## start Input rows

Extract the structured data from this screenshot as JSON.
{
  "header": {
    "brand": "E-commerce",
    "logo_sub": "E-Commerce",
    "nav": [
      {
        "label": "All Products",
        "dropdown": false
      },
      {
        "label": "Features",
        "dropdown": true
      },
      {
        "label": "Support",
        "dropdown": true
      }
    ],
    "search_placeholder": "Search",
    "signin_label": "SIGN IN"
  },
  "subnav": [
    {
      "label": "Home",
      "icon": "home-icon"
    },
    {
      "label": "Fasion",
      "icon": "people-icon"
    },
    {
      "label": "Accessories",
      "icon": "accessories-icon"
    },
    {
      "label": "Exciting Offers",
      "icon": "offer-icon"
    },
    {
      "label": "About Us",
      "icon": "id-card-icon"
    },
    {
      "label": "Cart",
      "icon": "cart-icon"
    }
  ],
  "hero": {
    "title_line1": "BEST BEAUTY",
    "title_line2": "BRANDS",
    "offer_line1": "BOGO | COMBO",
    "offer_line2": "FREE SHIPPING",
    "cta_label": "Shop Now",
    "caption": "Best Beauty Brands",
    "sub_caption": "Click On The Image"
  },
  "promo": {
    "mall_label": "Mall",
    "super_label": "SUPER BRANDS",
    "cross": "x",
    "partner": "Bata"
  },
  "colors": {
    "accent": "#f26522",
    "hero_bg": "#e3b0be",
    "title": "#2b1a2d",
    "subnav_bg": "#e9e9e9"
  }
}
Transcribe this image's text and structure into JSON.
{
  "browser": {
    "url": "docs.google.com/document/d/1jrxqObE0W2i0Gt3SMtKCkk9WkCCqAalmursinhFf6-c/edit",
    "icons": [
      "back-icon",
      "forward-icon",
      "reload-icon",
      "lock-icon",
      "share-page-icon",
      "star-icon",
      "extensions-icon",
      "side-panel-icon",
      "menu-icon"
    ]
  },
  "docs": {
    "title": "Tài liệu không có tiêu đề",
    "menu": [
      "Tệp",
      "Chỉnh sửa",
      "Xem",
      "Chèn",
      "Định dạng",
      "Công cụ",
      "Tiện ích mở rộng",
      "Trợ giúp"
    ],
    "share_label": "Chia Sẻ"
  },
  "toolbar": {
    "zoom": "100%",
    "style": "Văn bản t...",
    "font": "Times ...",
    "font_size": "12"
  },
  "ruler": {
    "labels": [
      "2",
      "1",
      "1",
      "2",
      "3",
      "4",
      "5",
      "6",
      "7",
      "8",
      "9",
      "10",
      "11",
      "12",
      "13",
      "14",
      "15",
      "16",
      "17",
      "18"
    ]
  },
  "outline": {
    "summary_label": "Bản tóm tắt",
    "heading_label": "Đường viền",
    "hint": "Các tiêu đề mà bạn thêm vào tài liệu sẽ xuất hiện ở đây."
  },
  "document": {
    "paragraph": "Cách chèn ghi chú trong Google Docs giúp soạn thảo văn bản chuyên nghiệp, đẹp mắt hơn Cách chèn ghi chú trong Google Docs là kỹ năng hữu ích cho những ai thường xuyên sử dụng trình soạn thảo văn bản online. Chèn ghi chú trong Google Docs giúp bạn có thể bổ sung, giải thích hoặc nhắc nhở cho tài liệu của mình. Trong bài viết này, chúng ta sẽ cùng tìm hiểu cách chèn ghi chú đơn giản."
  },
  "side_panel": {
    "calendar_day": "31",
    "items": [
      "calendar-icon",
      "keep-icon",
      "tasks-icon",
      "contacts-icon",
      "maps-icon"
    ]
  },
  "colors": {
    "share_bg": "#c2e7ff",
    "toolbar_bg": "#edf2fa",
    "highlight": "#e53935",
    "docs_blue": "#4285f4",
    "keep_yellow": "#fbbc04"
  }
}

## end Input rows

* **Task directions**
Each record must be repeated exactly as it is.

* **The solution**
Extract the structured data from this screenshot as JSON.
{
  "header": {
    "brand": "E-commerce",
    "logo_sub": "E-Commerce",
    "nav": [
      {
        "label": "All Products",
        "dropdown": false
      },
      {
        "label": "Features",
        "dropdown": true
      },
      {
        "label": "Support",
        "dropdown": true
      }
    ],
    "search_placeholder": "Search",
    "signin_label": "SIGN IN"
  },
  "subnav": [
    {
      "label": "Home",
      "icon": "home-icon"
    },
    {
      "label": "Fasion",
      "icon": "people-icon"
    },
    {
      "label": "Accessories",
      "icon": "accessories-icon"
    },
    {
      "label": "Exciting Offers",
      "icon": "offer-icon"
    },
    {
      "label": "About Us",
      "icon": "id-card-icon"
    },
    {
      "label": "Cart",
      "icon": "cart-icon"
    }
  ],
  "hero": {
    "title_line1": "BEST BEAUTY",
    "title_line2": "BRANDS",
    "offer_line1": "BOGO | COMBO",
    "offer_line2": "FREE SHIPPING",
    "cta_label": "Shop Now",
    "caption": "Best Beauty Brands",
    "sub_caption": "Click On The Image"
  },
  "promo": {
    "mall_label": "Mall",
    "super_label": "SUPER BRANDS",
    "cross": "x",
    "partner": "Bata"
  },
  "colors": {
    "accent": "#f26522",
    "hero_bg": "#e3b0be",
    "title": "#2b1a2d",
    "subnav_bg": "#e9e9e9"
  }
}
Transcribe this image's text and structure into JSON.
{
  "browser": {
    "url": "docs.google.com/document/d/1jrxqObE0W2i0Gt3SMtKCkk9WkCCqAalmursinhFf6-c/edit",
    "icons": [
      "back-icon",
      "forward-icon",
      "reload-icon",
      "lock-icon",
      "share-page-icon",
      "star-icon",
      "extensions-icon",
      "side-panel-icon",
      "menu-icon"
    ]
  },
  "docs": {
    "title": "Tài liệu không có tiêu đề",
    "menu": [
      "Tệp",
      "Chỉnh sửa",
      "Xem",
      "Chèn",
      "Định dạng",
      "Công cụ",
      "Tiện ích mở rộng",
      "Trợ giúp"
    ],
    "share_label": "Chia Sẻ"
  },
  "toolbar": {
    "zoom": "100%",
    "style": "Văn bản t...",
    "font": "Times ...",
    "font_size": "12"
  },
  "ruler": {
    "labels": [
      "2",
      "1",
      "1",
      "2",
      "3",
      "4",
      "5",
      "6",
      "7",
      "8",
      "9",
      "10",
      "11",
      "12",
      "13",
      "14",
      "15",
      "16",
      "17",
      "18"
    ]
  },
  "outline": {
    "summary_label": "Bản tóm tắt",
    "heading_label": "Đường viền",
    "hint": "Các tiêu đề mà bạn thêm vào tài liệu sẽ xuất hiện ở đây."
  },
  "document": {
    "paragraph": "Cách chèn ghi chú trong Google Docs giúp soạn thảo văn bản chuyên nghiệp, đẹp mắt hơn Cách chèn ghi chú trong Google Docs là kỹ năng hữu ích cho những ai thường xuyên sử dụng trình soạn thảo văn bản online. Chèn ghi chú trong Google Docs giúp bạn có thể bổ sung, giải thích hoặc nhắc nhở cho tài liệu của mình. Trong bài viết này, chúng ta sẽ cùng tìm hiểu cách chèn ghi chú đơn giản."
  },
  "side_panel": {
    "calendar_day": "31",
    "items": [
      "calendar-icon",
      "keep-icon",
      "tasks-icon",
      "contacts-icon",
      "maps-icon"
    ]
  },
  "colors": {
    "share_bg": "#c2e7ff",
    "toolbar_bg": "#edf2fa",
    "highlight": "#e53935",
    "docs_blue": "#4285f4",
    "keep_yellow": "#fbbc04"
  }
}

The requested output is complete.